- _Exercise instructions_
Look for "OCR this image." in the listing below, then copy exactly the line it appears in and all lines after it to the end, and nothing more.

[Stored items]
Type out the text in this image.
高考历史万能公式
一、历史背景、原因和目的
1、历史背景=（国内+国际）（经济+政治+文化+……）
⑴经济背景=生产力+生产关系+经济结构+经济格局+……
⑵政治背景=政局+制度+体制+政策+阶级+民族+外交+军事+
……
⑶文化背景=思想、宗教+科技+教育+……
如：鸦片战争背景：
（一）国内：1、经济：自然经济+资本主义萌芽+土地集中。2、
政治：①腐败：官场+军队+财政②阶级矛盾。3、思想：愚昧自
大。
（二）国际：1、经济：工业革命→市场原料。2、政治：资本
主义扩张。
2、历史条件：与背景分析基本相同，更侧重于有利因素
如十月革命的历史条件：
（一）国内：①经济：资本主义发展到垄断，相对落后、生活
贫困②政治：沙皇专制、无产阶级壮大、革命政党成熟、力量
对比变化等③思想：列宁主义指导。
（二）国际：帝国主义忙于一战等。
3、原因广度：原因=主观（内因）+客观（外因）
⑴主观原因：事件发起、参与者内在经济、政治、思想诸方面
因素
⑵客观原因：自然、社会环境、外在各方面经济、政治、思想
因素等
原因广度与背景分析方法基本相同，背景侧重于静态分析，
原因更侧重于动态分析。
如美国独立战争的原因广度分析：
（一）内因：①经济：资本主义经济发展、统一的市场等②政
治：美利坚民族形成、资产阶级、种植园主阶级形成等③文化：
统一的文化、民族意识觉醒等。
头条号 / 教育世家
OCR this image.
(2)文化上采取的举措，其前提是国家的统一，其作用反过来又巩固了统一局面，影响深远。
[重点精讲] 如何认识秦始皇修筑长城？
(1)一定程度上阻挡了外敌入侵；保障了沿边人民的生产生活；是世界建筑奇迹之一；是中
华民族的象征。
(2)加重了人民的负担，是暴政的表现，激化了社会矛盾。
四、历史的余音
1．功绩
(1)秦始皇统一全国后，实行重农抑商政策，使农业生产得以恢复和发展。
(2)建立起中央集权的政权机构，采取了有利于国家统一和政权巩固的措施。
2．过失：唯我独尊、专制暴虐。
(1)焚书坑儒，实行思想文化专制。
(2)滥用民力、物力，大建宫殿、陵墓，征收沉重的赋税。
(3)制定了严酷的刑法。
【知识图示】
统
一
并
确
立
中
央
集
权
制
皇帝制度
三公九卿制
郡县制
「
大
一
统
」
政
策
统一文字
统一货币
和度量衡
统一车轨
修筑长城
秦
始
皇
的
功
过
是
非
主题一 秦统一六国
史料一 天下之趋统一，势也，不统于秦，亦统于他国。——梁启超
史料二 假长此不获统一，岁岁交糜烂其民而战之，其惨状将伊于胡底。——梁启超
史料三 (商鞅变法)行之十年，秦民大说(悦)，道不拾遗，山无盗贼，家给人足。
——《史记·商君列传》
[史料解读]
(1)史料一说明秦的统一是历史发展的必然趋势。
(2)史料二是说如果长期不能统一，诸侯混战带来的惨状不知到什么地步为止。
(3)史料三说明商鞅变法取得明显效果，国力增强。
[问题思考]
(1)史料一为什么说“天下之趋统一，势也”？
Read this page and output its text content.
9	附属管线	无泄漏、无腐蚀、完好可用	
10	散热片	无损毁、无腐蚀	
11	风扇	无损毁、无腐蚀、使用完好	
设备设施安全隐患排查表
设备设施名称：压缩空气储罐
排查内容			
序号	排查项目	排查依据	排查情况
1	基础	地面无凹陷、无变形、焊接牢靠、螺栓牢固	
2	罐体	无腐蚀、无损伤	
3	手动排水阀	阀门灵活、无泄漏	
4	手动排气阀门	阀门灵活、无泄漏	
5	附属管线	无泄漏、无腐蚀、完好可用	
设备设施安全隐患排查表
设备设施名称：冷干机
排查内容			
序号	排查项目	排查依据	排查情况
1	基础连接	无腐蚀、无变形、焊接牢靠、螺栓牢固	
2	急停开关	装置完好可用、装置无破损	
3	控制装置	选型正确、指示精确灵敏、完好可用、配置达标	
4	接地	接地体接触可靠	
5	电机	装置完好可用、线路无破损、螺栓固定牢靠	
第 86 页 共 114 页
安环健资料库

- _The reply_
OCR this image.
(2)文化上采取的举措，其前提是国家的统一，其作用反过来又巩固了统一局面，影响深远。
[重点精讲] 如何认识秦始皇修筑长城？
(1)一定程度上阻挡了外敌入侵；保障了沿边人民的生产生活；是世界建筑奇迹之一；是中
华民族的象征。
(2)加重了人民的负担，是暴政的表现，激化了社会矛盾。
四、历史的余音
1．功绩
(1)秦始皇统一全国后，实行重农抑商政策，使农业生产得以恢复和发展。
(2)建立起中央集权的政权机构，采取了有利于国家统一和政权巩固的措施。
2．过失：唯我独尊、专制暴虐。
(1)焚书坑儒，实行思想文化专制。
(2)滥用民力、物力，大建宫殿、陵墓，征收沉重的赋税。
(3)制定了严酷的刑法。
【知识图示】
统
一
并
确
立
中
央
集
权
制
皇帝制度
三公九卿制
郡县制
「
大
一
统
」
政
策
统一文字
统一货币
和度量衡
统一车轨
修筑长城
秦
始
皇
的
功
过
是
非
主题一 秦统一六国
史料一 天下之趋统一，势也，不统于秦，亦统于他国。——梁启超
史料二 假长此不获统一，岁岁交糜烂其民而战之，其惨状将伊于胡底。——梁启超
史料三 (商鞅变法)行之十年，秦民大说(悦)，道不拾遗，山无盗贼，家给人足。
——《史记·商君列传》
[史料解读]
(1)史料一说明秦的统一是历史发展的必然趋势。
(2)史料二是说如果长期不能统一，诸侯混战带来的惨状不知到什么地步为止。
(3)史料三说明商鞅变法取得明显效果，国力增强。
[问题思考]
(1)史料一为什么说“天下之趋统一，势也”？
Read this page and output its text content.
9	附属管线	无泄漏、无腐蚀、完好可用	
10	散热片	无损毁、无腐蚀	
11	风扇	无损毁、无腐蚀、使用完好	
设备设施安全隐患排查表
设备设施名称：压缩空气储罐
排查内容			
序号	排查项目	排查依据	排查情况
1	基础	地面无凹陷、无变形、焊接牢靠、螺栓牢固	
2	罐体	无腐蚀、无损伤	
3	手动排水阀	阀门灵活、无泄漏	
4	手动排气阀门	阀门灵活、无泄漏	
5	附属管线	无泄漏、无腐蚀、完好可用	
设备设施安全隐患排查表
设备设施名称：冷干机
排查内容			
序号	排查项目	排查依据	排查情况
1	基础连接	无腐蚀、无变形、焊接牢靠、螺栓牢固	
2	急停开关	装置完好可用、装置无破损	
3	控制装置	选型正确、指示精确灵敏、完好可用、配置达标	
4	接地	接地体接触可靠	
5	电机	装置完好可用、线路无破损、螺栓固定牢靠	
第 86 页 共 114 页
安环健资料库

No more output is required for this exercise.